----- Provided records

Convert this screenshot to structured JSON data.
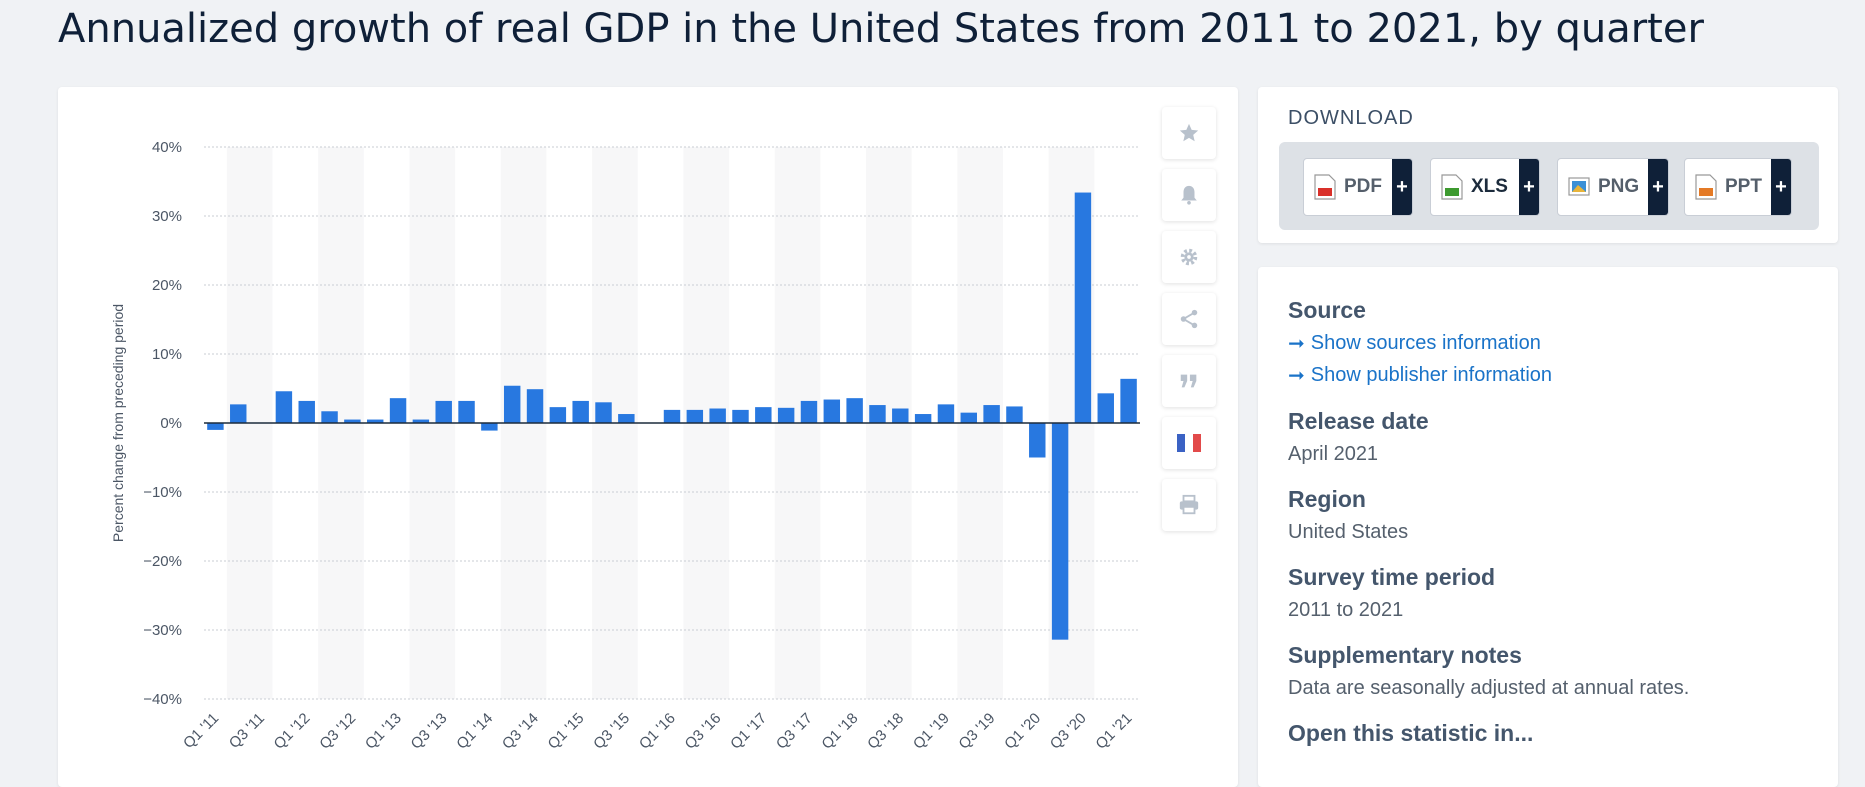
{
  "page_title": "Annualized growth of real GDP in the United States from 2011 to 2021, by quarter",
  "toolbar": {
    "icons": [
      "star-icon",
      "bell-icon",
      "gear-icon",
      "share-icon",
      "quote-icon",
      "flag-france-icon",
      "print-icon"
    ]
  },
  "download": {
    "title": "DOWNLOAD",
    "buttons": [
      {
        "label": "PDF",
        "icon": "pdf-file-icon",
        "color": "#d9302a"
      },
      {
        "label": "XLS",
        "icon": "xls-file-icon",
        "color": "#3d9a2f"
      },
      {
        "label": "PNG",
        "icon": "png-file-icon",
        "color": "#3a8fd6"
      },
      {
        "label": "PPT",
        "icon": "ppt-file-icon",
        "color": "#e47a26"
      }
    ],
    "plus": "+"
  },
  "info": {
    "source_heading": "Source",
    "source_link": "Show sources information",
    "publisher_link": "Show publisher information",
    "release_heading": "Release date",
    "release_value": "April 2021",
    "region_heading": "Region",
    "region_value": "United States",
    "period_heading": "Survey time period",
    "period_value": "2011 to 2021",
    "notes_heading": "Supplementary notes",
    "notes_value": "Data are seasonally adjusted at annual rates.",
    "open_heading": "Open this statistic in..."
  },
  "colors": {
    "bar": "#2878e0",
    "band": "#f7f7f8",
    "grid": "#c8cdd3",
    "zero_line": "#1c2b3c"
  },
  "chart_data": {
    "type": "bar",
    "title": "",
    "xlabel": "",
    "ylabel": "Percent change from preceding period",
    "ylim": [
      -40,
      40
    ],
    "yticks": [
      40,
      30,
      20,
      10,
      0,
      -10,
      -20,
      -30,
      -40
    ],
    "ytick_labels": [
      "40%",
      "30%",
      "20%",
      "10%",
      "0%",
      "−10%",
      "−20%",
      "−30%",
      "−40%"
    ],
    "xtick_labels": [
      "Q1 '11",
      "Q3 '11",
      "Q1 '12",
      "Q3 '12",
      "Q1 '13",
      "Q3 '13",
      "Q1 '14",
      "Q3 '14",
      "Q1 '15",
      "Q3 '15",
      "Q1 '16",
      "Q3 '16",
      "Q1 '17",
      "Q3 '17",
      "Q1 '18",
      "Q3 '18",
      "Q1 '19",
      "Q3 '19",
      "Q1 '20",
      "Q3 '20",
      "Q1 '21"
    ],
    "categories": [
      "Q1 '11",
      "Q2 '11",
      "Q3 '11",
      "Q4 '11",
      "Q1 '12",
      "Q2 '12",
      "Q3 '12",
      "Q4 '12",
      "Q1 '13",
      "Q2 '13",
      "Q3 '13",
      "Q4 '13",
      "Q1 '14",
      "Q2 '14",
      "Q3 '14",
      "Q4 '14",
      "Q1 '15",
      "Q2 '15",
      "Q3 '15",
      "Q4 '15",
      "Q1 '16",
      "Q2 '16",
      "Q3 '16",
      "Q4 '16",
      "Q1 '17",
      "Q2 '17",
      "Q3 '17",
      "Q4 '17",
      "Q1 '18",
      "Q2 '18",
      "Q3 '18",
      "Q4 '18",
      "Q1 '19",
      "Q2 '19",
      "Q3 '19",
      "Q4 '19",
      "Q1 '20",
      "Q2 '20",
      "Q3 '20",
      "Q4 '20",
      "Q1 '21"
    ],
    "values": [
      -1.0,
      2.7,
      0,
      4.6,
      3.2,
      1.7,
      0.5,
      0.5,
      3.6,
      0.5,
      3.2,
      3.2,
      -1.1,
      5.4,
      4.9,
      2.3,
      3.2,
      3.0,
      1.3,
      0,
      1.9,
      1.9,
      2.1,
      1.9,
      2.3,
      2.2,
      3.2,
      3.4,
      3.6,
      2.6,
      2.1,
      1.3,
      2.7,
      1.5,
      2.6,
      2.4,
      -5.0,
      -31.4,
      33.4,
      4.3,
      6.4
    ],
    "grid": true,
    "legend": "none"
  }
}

----------

Repeat the material verbatim. Do not carry over any picture.

Convert this screenshot to structured JSON data.
{
  "page_title": "Annualized growth of real GDP in the United States from 2011 to 2021, by quarter",
  "toolbar": {
    "icons": [
      "star-icon",
      "bell-icon",
      "gear-icon",
      "share-icon",
      "quote-icon",
      "flag-france-icon",
      "print-icon"
    ]
  },
  "download": {
    "title": "DOWNLOAD",
    "buttons": [
      {
        "label": "PDF",
        "icon": "pdf-file-icon",
        "color": "#d9302a"
      },
      {
        "label": "XLS",
        "icon": "xls-file-icon",
        "color": "#3d9a2f"
      },
      {
        "label": "PNG",
        "icon": "png-file-icon",
        "color": "#3a8fd6"
      },
      {
        "label": "PPT",
        "icon": "ppt-file-icon",
        "color": "#e47a26"
      }
    ],
    "plus": "+"
  },
  "info": {
    "source_heading": "Source",
    "source_link": "Show sources information",
    "publisher_link": "Show publisher information",
    "release_heading": "Release date",
    "release_value": "April 2021",
    "region_heading": "Region",
    "region_value": "United States",
    "period_heading": "Survey time period",
    "period_value": "2011 to 2021",
    "notes_heading": "Supplementary notes",
    "notes_value": "Data are seasonally adjusted at annual rates.",
    "open_heading": "Open this statistic in..."
  },
  "colors": {
    "bar": "#2878e0",
    "band": "#f7f7f8",
    "grid": "#c8cdd3",
    "zero_line": "#1c2b3c"
  },
  "chart_data": {
    "type": "bar",
    "title": "",
    "xlabel": "",
    "ylabel": "Percent change from preceding period",
    "ylim": [
      -40,
      40
    ],
    "yticks": [
      40,
      30,
      20,
      10,
      0,
      -10,
      -20,
      -30,
      -40
    ],
    "ytick_labels": [
      "40%",
      "30%",
      "20%",
      "10%",
      "0%",
      "−10%",
      "−20%",
      "−30%",
      "−40%"
    ],
    "xtick_labels": [
      "Q1 '11",
      "Q3 '11",
      "Q1 '12",
      "Q3 '12",
      "Q1 '13",
      "Q3 '13",
      "Q1 '14",
      "Q3 '14",
      "Q1 '15",
      "Q3 '15",
      "Q1 '16",
      "Q3 '16",
      "Q1 '17",
      "Q3 '17",
      "Q1 '18",
      "Q3 '18",
      "Q1 '19",
      "Q3 '19",
      "Q1 '20",
      "Q3 '20",
      "Q1 '21"
    ],
    "categories": [
      "Q1 '11",
      "Q2 '11",
      "Q3 '11",
      "Q4 '11",
      "Q1 '12",
      "Q2 '12",
      "Q3 '12",
      "Q4 '12",
      "Q1 '13",
      "Q2 '13",
      "Q3 '13",
      "Q4 '13",
      "Q1 '14",
      "Q2 '14",
      "Q3 '14",
      "Q4 '14",
      "Q1 '15",
      "Q2 '15",
      "Q3 '15",
      "Q4 '15",
      "Q1 '16",
      "Q2 '16",
      "Q3 '16",
      "Q4 '16",
      "Q1 '17",
      "Q2 '17",
      "Q3 '17",
      "Q4 '17",
      "Q1 '18",
      "Q2 '18",
      "Q3 '18",
      "Q4 '18",
      "Q1 '19",
      "Q2 '19",
      "Q3 '19",
      "Q4 '19",
      "Q1 '20",
      "Q2 '20",
      "Q3 '20",
      "Q4 '20",
      "Q1 '21"
    ],
    "values": [
      -1.0,
      2.7,
      0,
      4.6,
      3.2,
      1.7,
      0.5,
      0.5,
      3.6,
      0.5,
      3.2,
      3.2,
      -1.1,
      5.4,
      4.9,
      2.3,
      3.2,
      3.0,
      1.3,
      0,
      1.9,
      1.9,
      2.1,
      1.9,
      2.3,
      2.2,
      3.2,
      3.4,
      3.6,
      2.6,
      2.1,
      1.3,
      2.7,
      1.5,
      2.6,
      2.4,
      -5.0,
      -31.4,
      33.4,
      4.3,
      6.4
    ],
    "grid": true,
    "legend": "none"
  }
}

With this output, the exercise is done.